## Goal
Gather all lines in the data that hold the string "você".

(Collected data)
## Start
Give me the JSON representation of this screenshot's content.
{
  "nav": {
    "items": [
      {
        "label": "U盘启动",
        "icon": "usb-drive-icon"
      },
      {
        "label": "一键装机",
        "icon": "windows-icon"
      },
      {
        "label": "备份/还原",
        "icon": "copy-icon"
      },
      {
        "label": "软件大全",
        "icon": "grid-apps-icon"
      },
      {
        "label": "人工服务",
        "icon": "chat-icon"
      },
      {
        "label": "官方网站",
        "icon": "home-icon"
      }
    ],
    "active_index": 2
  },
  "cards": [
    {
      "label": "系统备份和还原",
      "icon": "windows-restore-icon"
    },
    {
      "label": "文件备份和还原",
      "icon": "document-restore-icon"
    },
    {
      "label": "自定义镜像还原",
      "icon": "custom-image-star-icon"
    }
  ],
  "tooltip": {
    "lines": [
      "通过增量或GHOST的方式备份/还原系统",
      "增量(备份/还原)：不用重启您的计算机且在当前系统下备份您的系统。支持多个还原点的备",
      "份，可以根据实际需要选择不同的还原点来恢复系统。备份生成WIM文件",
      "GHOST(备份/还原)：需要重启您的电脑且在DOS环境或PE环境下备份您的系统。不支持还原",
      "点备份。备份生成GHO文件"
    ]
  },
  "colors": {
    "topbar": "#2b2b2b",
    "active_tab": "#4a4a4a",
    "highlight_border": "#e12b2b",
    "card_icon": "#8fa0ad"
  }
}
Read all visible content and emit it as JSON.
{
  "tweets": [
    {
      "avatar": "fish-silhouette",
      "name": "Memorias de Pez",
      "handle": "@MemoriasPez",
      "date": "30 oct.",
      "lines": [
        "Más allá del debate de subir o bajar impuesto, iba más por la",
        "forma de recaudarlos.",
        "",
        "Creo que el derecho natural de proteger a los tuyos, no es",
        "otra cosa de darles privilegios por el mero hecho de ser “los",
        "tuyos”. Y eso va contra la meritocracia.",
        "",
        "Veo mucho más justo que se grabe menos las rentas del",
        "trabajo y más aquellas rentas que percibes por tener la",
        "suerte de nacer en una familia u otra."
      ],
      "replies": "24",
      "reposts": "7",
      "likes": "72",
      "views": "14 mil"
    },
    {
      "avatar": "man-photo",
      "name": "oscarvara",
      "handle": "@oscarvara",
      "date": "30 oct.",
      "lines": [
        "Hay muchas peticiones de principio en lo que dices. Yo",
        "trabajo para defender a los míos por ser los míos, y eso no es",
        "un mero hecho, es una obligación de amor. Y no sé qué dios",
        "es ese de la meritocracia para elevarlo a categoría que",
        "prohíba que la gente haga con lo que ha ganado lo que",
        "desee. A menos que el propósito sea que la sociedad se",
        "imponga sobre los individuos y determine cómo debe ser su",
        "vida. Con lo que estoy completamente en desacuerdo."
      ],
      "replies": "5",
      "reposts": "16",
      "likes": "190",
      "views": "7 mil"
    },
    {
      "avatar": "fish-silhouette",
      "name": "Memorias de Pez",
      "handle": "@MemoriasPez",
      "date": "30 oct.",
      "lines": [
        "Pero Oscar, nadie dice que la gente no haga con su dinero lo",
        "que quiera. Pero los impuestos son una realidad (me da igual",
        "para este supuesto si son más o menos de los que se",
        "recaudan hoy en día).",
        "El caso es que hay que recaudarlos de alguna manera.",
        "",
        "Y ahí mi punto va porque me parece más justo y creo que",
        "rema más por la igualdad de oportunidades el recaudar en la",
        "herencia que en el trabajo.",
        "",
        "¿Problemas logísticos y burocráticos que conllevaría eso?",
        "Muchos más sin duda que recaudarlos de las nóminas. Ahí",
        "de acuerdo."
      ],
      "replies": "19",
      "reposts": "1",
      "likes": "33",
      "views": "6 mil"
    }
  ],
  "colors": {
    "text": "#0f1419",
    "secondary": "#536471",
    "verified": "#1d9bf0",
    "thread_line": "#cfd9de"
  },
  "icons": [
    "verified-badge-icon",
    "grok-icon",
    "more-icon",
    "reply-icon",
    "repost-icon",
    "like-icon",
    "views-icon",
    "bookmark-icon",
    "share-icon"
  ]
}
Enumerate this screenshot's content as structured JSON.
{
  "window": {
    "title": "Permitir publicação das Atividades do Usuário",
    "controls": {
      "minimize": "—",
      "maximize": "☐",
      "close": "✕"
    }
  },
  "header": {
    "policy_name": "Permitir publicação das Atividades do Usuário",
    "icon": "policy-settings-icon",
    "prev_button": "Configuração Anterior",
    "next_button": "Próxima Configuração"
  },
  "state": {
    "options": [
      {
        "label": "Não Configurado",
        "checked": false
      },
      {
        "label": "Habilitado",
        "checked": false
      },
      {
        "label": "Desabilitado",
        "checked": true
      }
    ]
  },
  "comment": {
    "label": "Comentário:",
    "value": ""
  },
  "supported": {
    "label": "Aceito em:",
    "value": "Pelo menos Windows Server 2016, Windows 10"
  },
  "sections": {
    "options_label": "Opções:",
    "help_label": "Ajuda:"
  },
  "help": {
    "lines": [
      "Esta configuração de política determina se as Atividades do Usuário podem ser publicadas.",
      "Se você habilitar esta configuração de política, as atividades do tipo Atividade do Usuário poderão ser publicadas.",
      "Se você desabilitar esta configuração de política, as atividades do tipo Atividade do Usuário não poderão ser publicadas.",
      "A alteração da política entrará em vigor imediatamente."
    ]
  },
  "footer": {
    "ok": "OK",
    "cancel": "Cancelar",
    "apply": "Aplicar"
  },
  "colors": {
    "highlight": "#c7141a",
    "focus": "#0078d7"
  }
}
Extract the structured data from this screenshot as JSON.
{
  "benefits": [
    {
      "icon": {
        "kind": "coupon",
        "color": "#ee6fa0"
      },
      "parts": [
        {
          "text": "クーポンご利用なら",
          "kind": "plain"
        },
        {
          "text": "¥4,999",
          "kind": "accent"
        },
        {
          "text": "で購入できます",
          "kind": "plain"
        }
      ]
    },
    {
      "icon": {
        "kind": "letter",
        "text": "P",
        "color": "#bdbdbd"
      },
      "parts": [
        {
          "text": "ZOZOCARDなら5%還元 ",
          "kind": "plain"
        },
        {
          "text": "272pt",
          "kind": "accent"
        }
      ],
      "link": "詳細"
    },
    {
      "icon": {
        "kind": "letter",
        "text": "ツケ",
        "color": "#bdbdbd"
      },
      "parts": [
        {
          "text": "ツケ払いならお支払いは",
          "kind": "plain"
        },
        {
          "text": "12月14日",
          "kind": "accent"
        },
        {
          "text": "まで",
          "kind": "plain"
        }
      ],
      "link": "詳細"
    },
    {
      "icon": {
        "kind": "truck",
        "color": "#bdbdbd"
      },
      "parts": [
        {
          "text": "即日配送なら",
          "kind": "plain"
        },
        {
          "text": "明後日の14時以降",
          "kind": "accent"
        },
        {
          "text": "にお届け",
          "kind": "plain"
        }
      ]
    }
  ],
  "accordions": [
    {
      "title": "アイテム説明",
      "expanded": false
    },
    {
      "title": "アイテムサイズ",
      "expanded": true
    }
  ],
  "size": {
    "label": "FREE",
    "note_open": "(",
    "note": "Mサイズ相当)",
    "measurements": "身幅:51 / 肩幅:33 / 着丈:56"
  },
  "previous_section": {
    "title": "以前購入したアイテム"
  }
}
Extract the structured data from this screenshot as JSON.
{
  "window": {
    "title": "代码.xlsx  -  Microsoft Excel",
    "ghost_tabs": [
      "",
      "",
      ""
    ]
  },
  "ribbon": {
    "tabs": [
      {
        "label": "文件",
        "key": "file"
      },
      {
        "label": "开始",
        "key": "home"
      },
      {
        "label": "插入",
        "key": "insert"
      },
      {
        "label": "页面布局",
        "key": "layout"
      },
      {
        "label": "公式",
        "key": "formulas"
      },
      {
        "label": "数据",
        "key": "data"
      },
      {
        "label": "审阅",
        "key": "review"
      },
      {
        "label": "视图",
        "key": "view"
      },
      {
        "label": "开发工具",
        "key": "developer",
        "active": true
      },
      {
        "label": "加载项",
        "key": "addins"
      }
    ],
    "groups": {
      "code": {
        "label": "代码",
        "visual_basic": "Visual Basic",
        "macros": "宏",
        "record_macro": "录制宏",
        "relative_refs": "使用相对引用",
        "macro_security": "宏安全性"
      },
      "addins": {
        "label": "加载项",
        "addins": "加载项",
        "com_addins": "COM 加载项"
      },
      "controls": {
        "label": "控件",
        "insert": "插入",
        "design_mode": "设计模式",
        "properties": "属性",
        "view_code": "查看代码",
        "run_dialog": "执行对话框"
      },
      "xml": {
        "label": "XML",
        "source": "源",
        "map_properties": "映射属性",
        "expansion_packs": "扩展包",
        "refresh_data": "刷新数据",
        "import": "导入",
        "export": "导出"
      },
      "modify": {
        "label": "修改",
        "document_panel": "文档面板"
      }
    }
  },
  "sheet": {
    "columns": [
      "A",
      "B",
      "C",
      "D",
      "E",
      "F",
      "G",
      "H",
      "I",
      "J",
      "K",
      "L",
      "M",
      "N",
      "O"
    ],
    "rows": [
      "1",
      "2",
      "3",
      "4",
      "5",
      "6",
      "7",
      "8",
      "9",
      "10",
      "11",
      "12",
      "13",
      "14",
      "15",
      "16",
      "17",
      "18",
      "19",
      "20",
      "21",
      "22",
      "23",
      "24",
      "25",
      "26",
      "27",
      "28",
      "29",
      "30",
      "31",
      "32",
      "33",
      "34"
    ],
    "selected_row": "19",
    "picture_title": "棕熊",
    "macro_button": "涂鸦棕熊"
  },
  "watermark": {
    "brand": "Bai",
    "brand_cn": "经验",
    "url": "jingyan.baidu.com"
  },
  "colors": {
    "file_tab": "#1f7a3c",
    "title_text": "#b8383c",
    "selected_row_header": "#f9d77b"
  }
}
## End
## Full response
      "Se você habilitar esta configuração de política, as atividades do tipo Atividade do Usuário poderão ser publicadas.",
      "Se você desabilitar esta configuração de política, as atividades do tipo Atividade do Usuário não poderão ser publicadas.",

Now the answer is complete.